Given request
Retype all material exactly. Pictures stay out of the copy.

Dataset content
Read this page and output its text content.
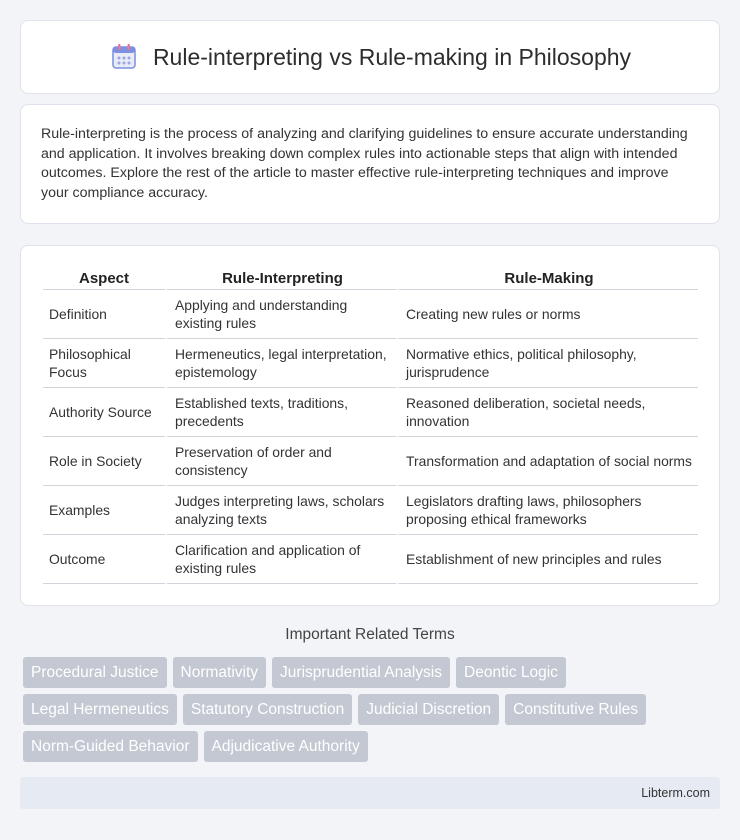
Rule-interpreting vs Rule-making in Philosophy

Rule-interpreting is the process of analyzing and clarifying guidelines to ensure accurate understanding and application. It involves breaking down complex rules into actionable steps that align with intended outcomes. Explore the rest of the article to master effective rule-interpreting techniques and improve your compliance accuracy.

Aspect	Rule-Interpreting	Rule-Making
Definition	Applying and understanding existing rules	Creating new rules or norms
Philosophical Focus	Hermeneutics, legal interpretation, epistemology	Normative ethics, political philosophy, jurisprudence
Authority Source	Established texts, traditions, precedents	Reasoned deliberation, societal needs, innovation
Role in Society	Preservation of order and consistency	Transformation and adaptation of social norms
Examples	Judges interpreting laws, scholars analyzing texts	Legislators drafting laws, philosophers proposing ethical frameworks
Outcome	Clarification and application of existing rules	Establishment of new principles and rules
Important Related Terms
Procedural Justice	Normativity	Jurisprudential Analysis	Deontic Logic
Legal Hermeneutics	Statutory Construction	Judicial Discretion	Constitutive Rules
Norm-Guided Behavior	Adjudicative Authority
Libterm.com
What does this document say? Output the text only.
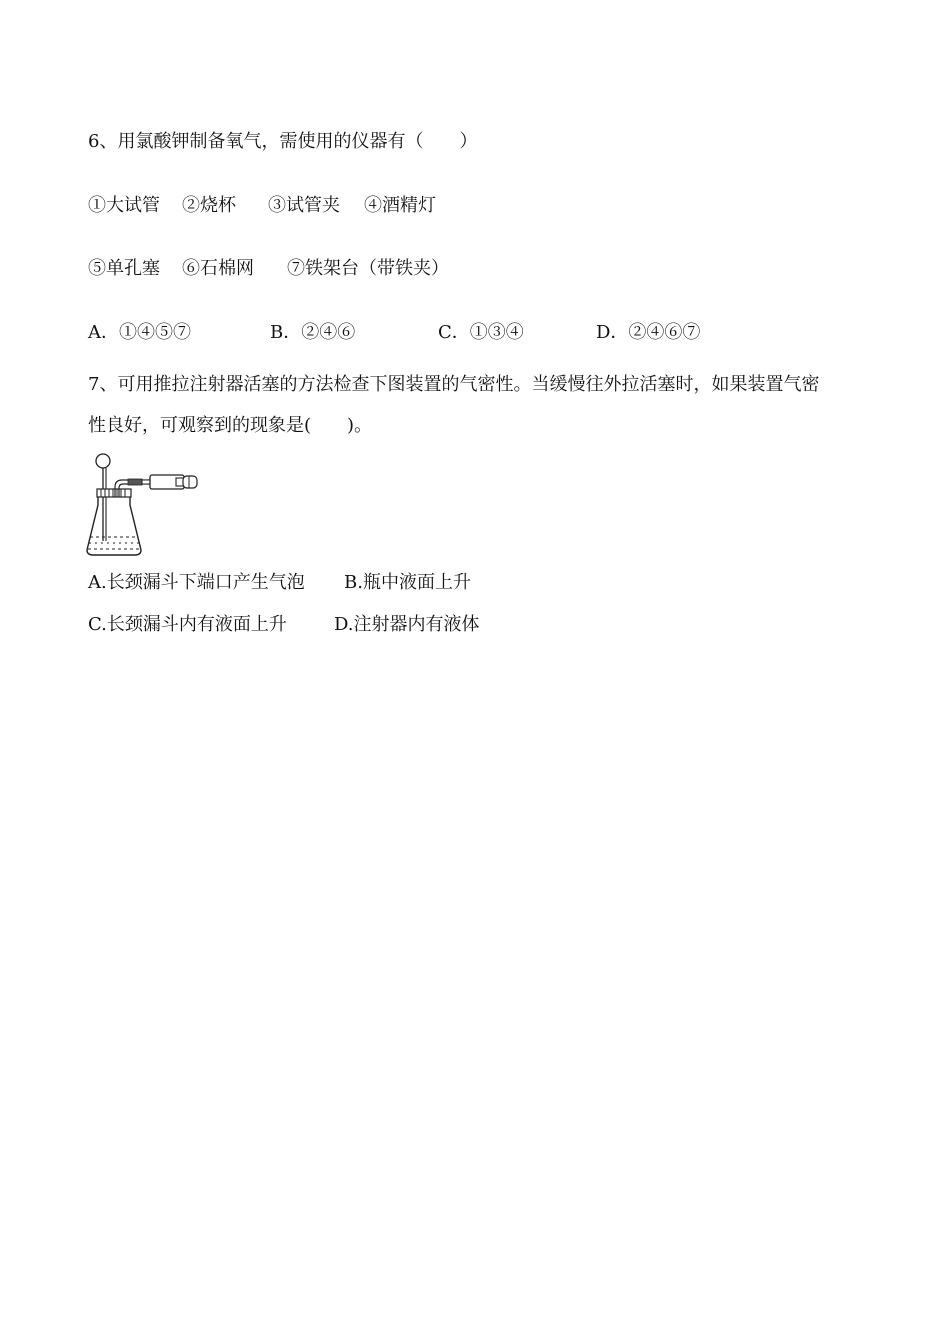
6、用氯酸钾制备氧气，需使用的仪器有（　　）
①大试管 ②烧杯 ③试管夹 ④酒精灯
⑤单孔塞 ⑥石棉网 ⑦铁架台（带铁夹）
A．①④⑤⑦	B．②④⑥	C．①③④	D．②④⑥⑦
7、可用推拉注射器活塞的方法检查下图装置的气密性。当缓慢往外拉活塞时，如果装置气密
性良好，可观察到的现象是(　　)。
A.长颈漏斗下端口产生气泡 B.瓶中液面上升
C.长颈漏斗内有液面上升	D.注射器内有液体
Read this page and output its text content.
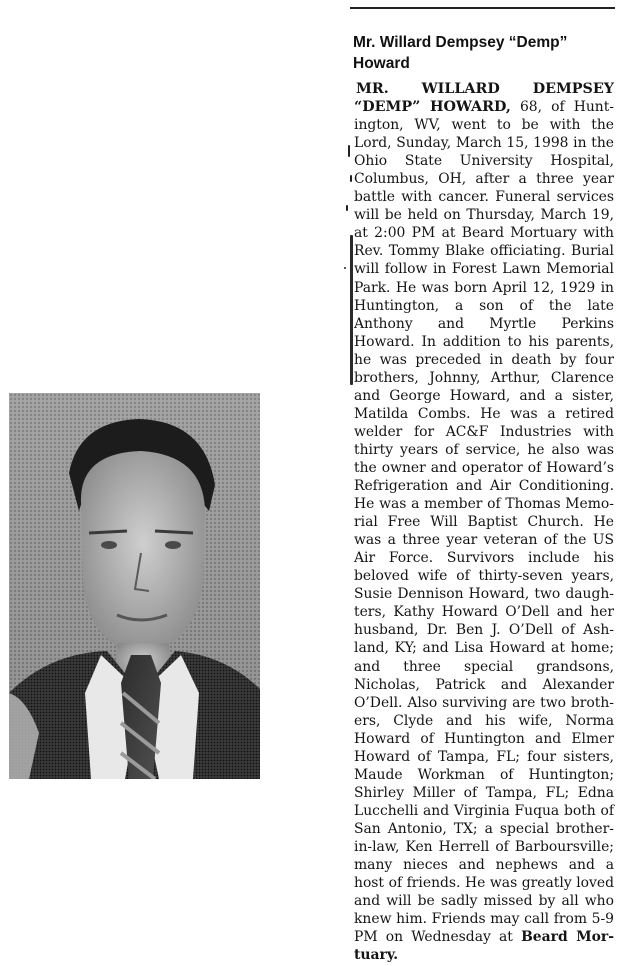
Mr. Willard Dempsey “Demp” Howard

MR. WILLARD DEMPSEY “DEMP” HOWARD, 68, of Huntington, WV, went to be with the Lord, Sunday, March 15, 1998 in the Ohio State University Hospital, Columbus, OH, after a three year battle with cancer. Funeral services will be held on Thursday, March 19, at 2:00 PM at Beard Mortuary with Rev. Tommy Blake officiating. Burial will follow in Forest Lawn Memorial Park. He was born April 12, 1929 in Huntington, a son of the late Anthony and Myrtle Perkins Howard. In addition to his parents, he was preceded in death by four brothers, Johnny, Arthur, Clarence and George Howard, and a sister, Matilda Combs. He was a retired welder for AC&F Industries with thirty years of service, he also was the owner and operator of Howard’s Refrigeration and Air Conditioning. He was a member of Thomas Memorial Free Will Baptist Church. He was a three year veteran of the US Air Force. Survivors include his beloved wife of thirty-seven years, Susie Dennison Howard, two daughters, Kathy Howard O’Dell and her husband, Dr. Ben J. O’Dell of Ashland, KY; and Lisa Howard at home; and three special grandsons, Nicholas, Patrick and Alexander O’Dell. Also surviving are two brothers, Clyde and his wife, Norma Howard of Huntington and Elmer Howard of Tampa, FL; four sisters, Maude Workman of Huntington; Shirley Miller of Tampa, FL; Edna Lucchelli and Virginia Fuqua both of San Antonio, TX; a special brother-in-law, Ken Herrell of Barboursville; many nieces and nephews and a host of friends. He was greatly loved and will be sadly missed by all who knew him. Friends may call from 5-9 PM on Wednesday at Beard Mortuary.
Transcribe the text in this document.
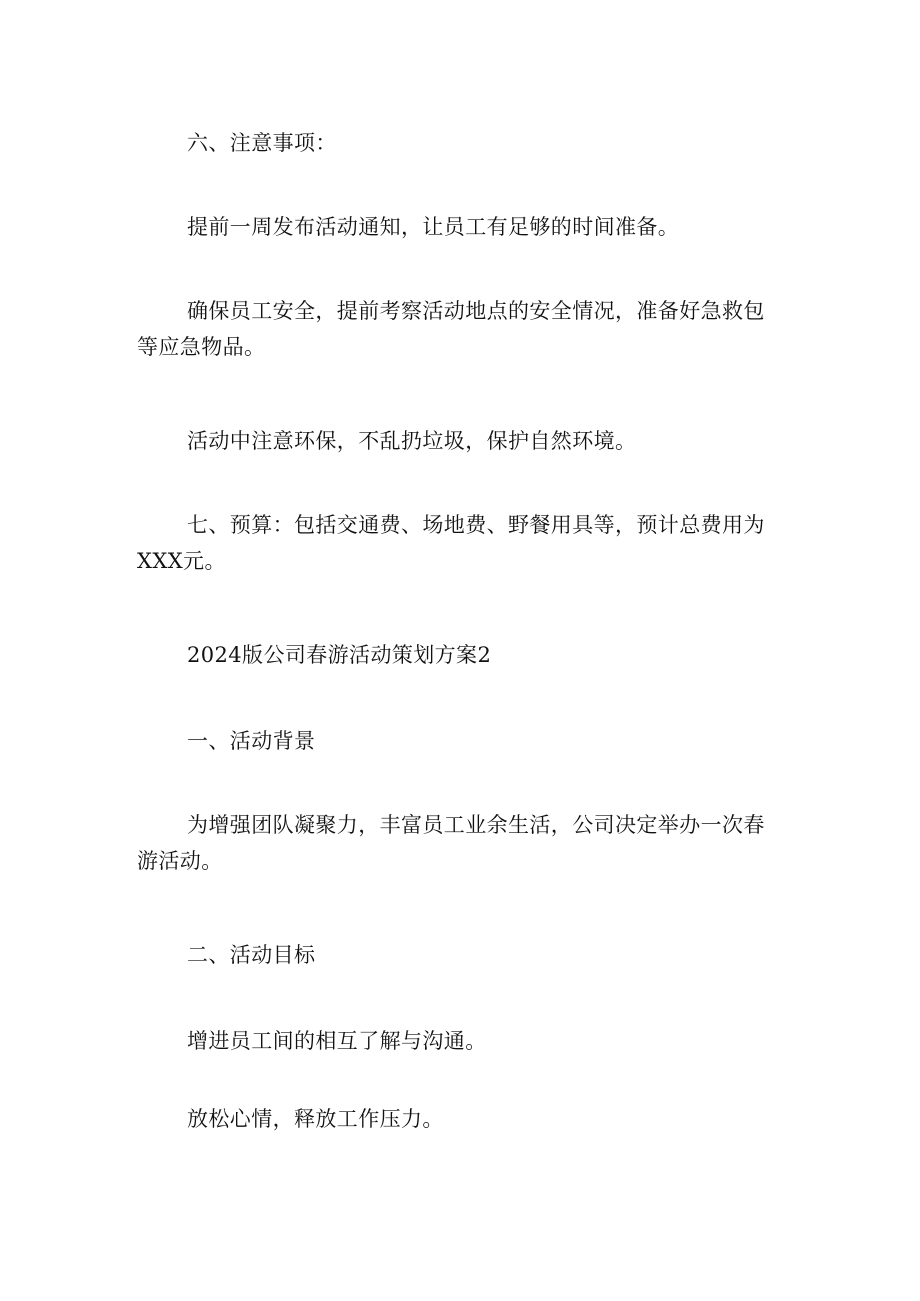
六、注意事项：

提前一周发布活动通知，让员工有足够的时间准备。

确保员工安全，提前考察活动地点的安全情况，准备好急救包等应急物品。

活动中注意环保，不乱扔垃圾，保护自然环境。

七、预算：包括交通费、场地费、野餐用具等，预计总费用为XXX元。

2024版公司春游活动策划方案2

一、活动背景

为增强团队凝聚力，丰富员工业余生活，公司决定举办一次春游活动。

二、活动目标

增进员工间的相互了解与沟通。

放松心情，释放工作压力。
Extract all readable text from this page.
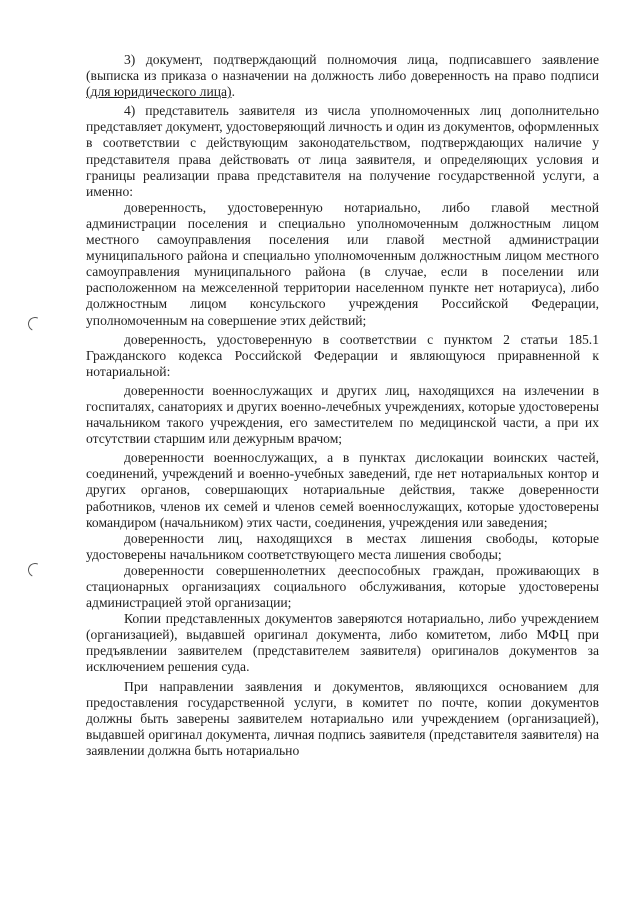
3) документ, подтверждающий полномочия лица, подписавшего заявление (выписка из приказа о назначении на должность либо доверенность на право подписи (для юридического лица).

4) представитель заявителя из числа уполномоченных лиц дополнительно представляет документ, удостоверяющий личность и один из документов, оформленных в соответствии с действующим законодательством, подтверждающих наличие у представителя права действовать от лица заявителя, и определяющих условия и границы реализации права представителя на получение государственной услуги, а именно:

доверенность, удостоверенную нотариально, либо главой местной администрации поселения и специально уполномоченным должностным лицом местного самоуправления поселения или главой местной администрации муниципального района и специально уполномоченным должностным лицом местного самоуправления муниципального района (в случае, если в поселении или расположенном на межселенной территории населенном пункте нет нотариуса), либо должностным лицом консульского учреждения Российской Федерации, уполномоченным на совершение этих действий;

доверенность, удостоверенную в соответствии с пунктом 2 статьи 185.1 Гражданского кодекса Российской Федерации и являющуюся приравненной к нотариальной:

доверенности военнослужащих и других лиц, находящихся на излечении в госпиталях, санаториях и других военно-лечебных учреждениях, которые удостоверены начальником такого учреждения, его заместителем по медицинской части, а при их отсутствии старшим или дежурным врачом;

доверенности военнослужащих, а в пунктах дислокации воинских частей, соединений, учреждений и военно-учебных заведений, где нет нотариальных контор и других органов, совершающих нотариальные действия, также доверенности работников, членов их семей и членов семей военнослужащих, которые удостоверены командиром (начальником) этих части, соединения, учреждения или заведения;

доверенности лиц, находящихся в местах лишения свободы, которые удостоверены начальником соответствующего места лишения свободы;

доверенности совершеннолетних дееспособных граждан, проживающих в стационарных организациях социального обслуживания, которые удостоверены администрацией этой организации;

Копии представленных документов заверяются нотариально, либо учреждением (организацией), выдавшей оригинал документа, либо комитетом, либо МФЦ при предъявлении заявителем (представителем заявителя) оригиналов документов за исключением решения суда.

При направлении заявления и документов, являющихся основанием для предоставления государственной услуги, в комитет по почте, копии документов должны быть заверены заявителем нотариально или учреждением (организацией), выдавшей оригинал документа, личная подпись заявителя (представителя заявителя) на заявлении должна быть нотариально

Output of the exercise
Read this page and output its text content.
Rule-interpreting vs Rule-making in Philosophy

Rule-interpreting is the process of analyzing and clarifying guidelines to ensure accurate understanding and application. It involves breaking down complex rules into actionable steps that align with intended outcomes. Explore the rest of the article to master effective rule-interpreting techniques and improve your compliance accuracy.

Aspect	Rule-Interpreting	Rule-Making
Definition	Applying and understanding existing rules	Creating new rules or norms
Philosophical Focus	Hermeneutics, legal interpretation, epistemology	Normative ethics, political philosophy, jurisprudence
Authority Source	Established texts, traditions, precedents	Reasoned deliberation, societal needs, innovation
Role in Society	Preservation of order and consistency	Transformation and adaptation of social norms
Examples	Judges interpreting laws, scholars analyzing texts	Legislators drafting laws, philosophers proposing ethical frameworks
Outcome	Clarification and application of existing rules	Establishment of new principles and rules
Important Related Terms
Procedural Justice	Normativity	Jurisprudential Analysis	Deontic Logic
Legal Hermeneutics	Statutory Construction	Judicial Discretion	Constitutive Rules
Norm-Guided Behavior	Adjudicative Authority
Libterm.com
What does this document say? Output the text only.
6、用氯酸钾制备氧气，需使用的仪器有（　　）
①大试管 ②烧杯 ③试管夹 ④酒精灯
⑤单孔塞 ⑥石棉网 ⑦铁架台（带铁夹）
A．①④⑤⑦	B．②④⑥	C．①③④	D．②④⑥⑦
7、可用推拉注射器活塞的方法检查下图装置的气密性。当缓慢往外拉活塞时，如果装置气密
性良好，可观察到的现象是(　　)。
A.长颈漏斗下端口产生气泡 B.瓶中液面上升
C.长颈漏斗内有液面上升	D.注射器内有液体
Read this page and output its text content.
Mr. Willard Dempsey “Demp” Howard

MR. WILLARD DEMPSEY “DEMP” HOWARD, 68, of Huntington, WV, went to be with the Lord, Sunday, March 15, 1998 in the Ohio State University Hospital, Columbus, OH, after a three year battle with cancer. Funeral services will be held on Thursday, March 19, at 2:00 PM at Beard Mortuary with Rev. Tommy Blake officiating. Burial will follow in Forest Lawn Memorial Park. He was born April 12, 1929 in Huntington, a son of the late Anthony and Myrtle Perkins Howard. In addition to his parents, he was preceded in death by four brothers, Johnny, Arthur, Clarence and George Howard, and a sister, Matilda Combs. He was a retired welder for AC&F Industries with thirty years of service, he also was the owner and operator of Howard’s Refrigeration and Air Conditioning. He was a member of Thomas Memorial Free Will Baptist Church. He was a three year veteran of the US Air Force. Survivors include his beloved wife of thirty-seven years, Susie Dennison Howard, two daughters, Kathy Howard O’Dell and her husband, Dr. Ben J. O’Dell of Ashland, KY; and Lisa Howard at home; and three special grandsons, Nicholas, Patrick and Alexander O’Dell. Also surviving are two brothers, Clyde and his wife, Norma Howard of Huntington and Elmer Howard of Tampa, FL; four sisters, Maude Workman of Huntington; Shirley Miller of Tampa, FL; Edna Lucchelli and Virginia Fuqua both of San Antonio, TX; a special brother-in-law, Ken Herrell of Barboursville; many nieces and nephews and a host of friends. He was greatly loved and will be sadly missed by all who knew him. Friends may call from 5-9 PM on Wednesday at Beard Mortuary.
Transcribe the text in this document.
六、注意事项：

提前一周发布活动通知，让员工有足够的时间准备。

确保员工安全，提前考察活动地点的安全情况，准备好急救包等应急物品。

活动中注意环保，不乱扔垃圾，保护自然环境。

七、预算：包括交通费、场地费、野餐用具等，预计总费用为XXX元。

2024版公司春游活动策划方案2

一、活动背景

为增强团队凝聚力，丰富员工业余生活，公司决定举办一次春游活动。

二、活动目标

增进员工间的相互了解与沟通。

放松心情，释放工作压力。
Extract all readable text from this page.
3) документ, подтверждающий полномочия лица, подписавшего заявление (выписка из приказа о назначении на должность либо доверенность на право подписи (для юридического лица).

4) представитель заявителя из числа уполномоченных лиц дополнительно представляет документ, удостоверяющий личность и один из документов, оформленных в соответствии с действующим законодательством, подтверждающих наличие у представителя права действовать от лица заявителя, и определяющих условия и границы реализации права представителя на получение государственной услуги, а именно:

доверенность, удостоверенную нотариально, либо главой местной администрации поселения и специально уполномоченным должностным лицом местного самоуправления поселения или главой местной администрации муниципального района и специально уполномоченным должностным лицом местного самоуправления муниципального района (в случае, если в поселении или расположенном на межселенной территории населенном пункте нет нотариуса), либо должностным лицом консульского учреждения Российской Федерации, уполномоченным на совершение этих действий;

доверенность, удостоверенную в соответствии с пунктом 2 статьи 185.1 Гражданского кодекса Российской Федерации и являющуюся приравненной к нотариальной:

доверенности военнослужащих и других лиц, находящихся на излечении в госпиталях, санаториях и других военно-лечебных учреждениях, которые удостоверены начальником такого учреждения, его заместителем по медицинской части, а при их отсутствии старшим или дежурным врачом;

доверенности военнослужащих, а в пунктах дислокации воинских частей, соединений, учреждений и военно-учебных заведений, где нет нотариальных контор и других органов, совершающих нотариальные действия, также доверенности работников, членов их семей и членов семей военнослужащих, которые удостоверены командиром (начальником) этих части, соединения, учреждения или заведения;

доверенности лиц, находящихся в местах лишения свободы, которые удостоверены начальником соответствующего места лишения свободы;

доверенности совершеннолетних дееспособных граждан, проживающих в стационарных организациях социального обслуживания, которые удостоверены администрацией этой организации;

Копии представленных документов заверяются нотариально, либо учреждением (организацией), выдавшей оригинал документа, либо комитетом, либо МФЦ при предъявлении заявителем (представителем заявителя) оригиналов документов за исключением решения суда.

При направлении заявления и документов, являющихся основанием для предоставления государственной услуги, в комитет по почте, копии документов должны быть заверены заявителем нотариально или учреждением (организацией), выдавшей оригинал документа, личная подпись заявителя (представителя заявителя) на заявлении должна быть нотариально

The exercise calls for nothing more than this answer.